>>>>>
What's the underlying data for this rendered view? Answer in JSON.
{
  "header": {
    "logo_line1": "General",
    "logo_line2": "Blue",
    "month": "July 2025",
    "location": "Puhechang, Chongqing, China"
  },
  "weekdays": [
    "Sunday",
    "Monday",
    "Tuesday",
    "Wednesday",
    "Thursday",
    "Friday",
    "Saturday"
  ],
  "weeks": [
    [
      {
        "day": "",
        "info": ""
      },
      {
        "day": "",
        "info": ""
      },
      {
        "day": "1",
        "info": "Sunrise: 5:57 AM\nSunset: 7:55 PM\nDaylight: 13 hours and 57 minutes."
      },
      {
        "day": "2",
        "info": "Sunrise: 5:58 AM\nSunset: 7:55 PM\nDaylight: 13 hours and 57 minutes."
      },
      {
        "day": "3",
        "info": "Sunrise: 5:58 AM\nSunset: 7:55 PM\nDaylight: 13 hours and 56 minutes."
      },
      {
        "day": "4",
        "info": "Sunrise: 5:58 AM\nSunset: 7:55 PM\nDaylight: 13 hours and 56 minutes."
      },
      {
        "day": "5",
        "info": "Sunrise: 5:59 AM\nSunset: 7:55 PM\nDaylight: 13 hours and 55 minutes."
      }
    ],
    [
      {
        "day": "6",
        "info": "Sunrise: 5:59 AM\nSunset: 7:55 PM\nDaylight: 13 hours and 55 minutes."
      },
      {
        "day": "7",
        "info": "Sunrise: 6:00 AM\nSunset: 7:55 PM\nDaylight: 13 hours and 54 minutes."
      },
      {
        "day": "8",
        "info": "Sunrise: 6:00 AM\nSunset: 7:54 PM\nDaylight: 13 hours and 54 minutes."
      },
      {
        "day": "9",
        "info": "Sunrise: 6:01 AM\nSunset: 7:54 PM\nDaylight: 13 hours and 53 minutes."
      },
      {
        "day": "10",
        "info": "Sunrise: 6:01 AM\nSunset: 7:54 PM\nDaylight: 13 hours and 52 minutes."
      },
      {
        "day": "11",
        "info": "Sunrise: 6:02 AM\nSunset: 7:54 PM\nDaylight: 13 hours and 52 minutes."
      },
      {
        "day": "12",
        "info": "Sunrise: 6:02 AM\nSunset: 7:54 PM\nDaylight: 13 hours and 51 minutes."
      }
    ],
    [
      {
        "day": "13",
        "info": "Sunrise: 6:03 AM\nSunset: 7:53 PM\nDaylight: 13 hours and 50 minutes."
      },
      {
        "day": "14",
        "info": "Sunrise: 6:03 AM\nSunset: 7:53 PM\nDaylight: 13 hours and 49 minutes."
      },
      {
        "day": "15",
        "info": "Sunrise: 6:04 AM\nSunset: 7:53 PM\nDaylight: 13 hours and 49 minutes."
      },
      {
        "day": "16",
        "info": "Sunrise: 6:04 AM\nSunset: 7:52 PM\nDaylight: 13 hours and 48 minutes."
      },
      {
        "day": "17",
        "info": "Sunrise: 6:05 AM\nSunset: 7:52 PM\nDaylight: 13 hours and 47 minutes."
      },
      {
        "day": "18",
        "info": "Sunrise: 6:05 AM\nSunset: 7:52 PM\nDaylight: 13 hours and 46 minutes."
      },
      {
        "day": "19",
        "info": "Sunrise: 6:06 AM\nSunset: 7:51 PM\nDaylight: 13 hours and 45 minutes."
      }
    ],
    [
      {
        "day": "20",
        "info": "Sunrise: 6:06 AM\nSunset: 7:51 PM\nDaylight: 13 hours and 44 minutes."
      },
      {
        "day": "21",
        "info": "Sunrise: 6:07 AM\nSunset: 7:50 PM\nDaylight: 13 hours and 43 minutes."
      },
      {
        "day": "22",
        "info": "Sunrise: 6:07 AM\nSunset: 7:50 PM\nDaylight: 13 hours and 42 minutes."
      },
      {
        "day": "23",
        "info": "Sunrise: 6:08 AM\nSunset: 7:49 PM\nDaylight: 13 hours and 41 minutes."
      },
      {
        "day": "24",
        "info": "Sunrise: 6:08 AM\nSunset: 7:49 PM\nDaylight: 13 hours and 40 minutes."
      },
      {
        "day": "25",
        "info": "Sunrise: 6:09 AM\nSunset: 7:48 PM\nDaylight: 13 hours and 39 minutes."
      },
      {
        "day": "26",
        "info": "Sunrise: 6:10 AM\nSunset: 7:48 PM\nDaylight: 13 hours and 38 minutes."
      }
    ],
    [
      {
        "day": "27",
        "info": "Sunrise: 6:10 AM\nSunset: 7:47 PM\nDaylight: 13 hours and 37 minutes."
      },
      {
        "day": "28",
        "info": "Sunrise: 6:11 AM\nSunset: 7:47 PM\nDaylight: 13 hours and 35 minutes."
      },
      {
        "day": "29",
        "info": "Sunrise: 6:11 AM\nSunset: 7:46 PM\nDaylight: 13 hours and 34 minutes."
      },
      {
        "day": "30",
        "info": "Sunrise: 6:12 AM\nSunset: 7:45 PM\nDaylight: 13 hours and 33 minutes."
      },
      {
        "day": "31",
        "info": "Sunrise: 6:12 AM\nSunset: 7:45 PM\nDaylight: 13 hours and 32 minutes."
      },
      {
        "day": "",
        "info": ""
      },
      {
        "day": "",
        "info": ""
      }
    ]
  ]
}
<<<<<
- [Problem to work on] Every line above needs to be retyped exactly.

- [Answer to this task]
What's the underlying data for this rendered view? Answer in JSON.
{
  "header": {
    "logo_line1": "General",
    "logo_line2": "Blue",
    "month": "July 2025",
    "location": "Puhechang, Chongqing, China"
  },
  "weekdays": [
    "Sunday",
    "Monday",
    "Tuesday",
    "Wednesday",
    "Thursday",
    "Friday",
    "Saturday"
  ],
  "weeks": [
    [
      {
        "day": "",
        "info": ""
      },
      {
        "day": "",
        "info": ""
      },
      {
        "day": "1",
        "info": "Sunrise: 5:57 AM\nSunset: 7:55 PM\nDaylight: 13 hours and 57 minutes."
      },
      {
        "day": "2",
        "info": "Sunrise: 5:58 AM\nSunset: 7:55 PM\nDaylight: 13 hours and 57 minutes."
      },
      {
        "day": "3",
        "info": "Sunrise: 5:58 AM\nSunset: 7:55 PM\nDaylight: 13 hours and 56 minutes."
      },
      {
        "day": "4",
        "info": "Sunrise: 5:58 AM\nSunset: 7:55 PM\nDaylight: 13 hours and 56 minutes."
      },
      {
        "day": "5",
        "info": "Sunrise: 5:59 AM\nSunset: 7:55 PM\nDaylight: 13 hours and 55 minutes."
      }
    ],
    [
      {
        "day": "6",
        "info": "Sunrise: 5:59 AM\nSunset: 7:55 PM\nDaylight: 13 hours and 55 minutes."
      },
      {
        "day": "7",
        "info": "Sunrise: 6:00 AM\nSunset: 7:55 PM\nDaylight: 13 hours and 54 minutes."
      },
      {
        "day": "8",
        "info": "Sunrise: 6:00 AM\nSunset: 7:54 PM\nDaylight: 13 hours and 54 minutes."
      },
      {
        "day": "9",
        "info": "Sunrise: 6:01 AM\nSunset: 7:54 PM\nDaylight: 13 hours and 53 minutes."
      },
      {
        "day": "10",
        "info": "Sunrise: 6:01 AM\nSunset: 7:54 PM\nDaylight: 13 hours and 52 minutes."
      },
      {
        "day": "11",
        "info": "Sunrise: 6:02 AM\nSunset: 7:54 PM\nDaylight: 13 hours and 52 minutes."
      },
      {
        "day": "12",
        "info": "Sunrise: 6:02 AM\nSunset: 7:54 PM\nDaylight: 13 hours and 51 minutes."
      }
    ],
    [
      {
        "day": "13",
        "info": "Sunrise: 6:03 AM\nSunset: 7:53 PM\nDaylight: 13 hours and 50 minutes."
      },
      {
        "day": "14",
        "info": "Sunrise: 6:03 AM\nSunset: 7:53 PM\nDaylight: 13 hours and 49 minutes."
      },
      {
        "day": "15",
        "info": "Sunrise: 6:04 AM\nSunset: 7:53 PM\nDaylight: 13 hours and 49 minutes."
      },
      {
        "day": "16",
        "info": "Sunrise: 6:04 AM\nSunset: 7:52 PM\nDaylight: 13 hours and 48 minutes."
      },
      {
        "day": "17",
        "info": "Sunrise: 6:05 AM\nSunset: 7:52 PM\nDaylight: 13 hours and 47 minutes."
      },
      {
        "day": "18",
        "info": "Sunrise: 6:05 AM\nSunset: 7:52 PM\nDaylight: 13 hours and 46 minutes."
      },
      {
        "day": "19",
        "info": "Sunrise: 6:06 AM\nSunset: 7:51 PM\nDaylight: 13 hours and 45 minutes."
      }
    ],
    [
      {
        "day": "20",
        "info": "Sunrise: 6:06 AM\nSunset: 7:51 PM\nDaylight: 13 hours and 44 minutes."
      },
      {
        "day": "21",
        "info": "Sunrise: 6:07 AM\nSunset: 7:50 PM\nDaylight: 13 hours and 43 minutes."
      },
      {
        "day": "22",
        "info": "Sunrise: 6:07 AM\nSunset: 7:50 PM\nDaylight: 13 hours and 42 minutes."
      },
      {
        "day": "23",
        "info": "Sunrise: 6:08 AM\nSunset: 7:49 PM\nDaylight: 13 hours and 41 minutes."
      },
      {
        "day": "24",
        "info": "Sunrise: 6:08 AM\nSunset: 7:49 PM\nDaylight: 13 hours and 40 minutes."
      },
      {
        "day": "25",
        "info": "Sunrise: 6:09 AM\nSunset: 7:48 PM\nDaylight: 13 hours and 39 minutes."
      },
      {
        "day": "26",
        "info": "Sunrise: 6:10 AM\nSunset: 7:48 PM\nDaylight: 13 hours and 38 minutes."
      }
    ],
    [
      {
        "day": "27",
        "info": "Sunrise: 6:10 AM\nSunset: 7:47 PM\nDaylight: 13 hours and 37 minutes."
      },
      {
        "day": "28",
        "info": "Sunrise: 6:11 AM\nSunset: 7:47 PM\nDaylight: 13 hours and 35 minutes."
      },
      {
        "day": "29",
        "info": "Sunrise: 6:11 AM\nSunset: 7:46 PM\nDaylight: 13 hours and 34 minutes."
      },
      {
        "day": "30",
        "info": "Sunrise: 6:12 AM\nSunset: 7:45 PM\nDaylight: 13 hours and 33 minutes."
      },
      {
        "day": "31",
        "info": "Sunrise: 6:12 AM\nSunset: 7:45 PM\nDaylight: 13 hours and 32 minutes."
      },
      {
        "day": "",
        "info": ""
      },
      {
        "day": "",
        "info": ""
      }
    ]
  ]
}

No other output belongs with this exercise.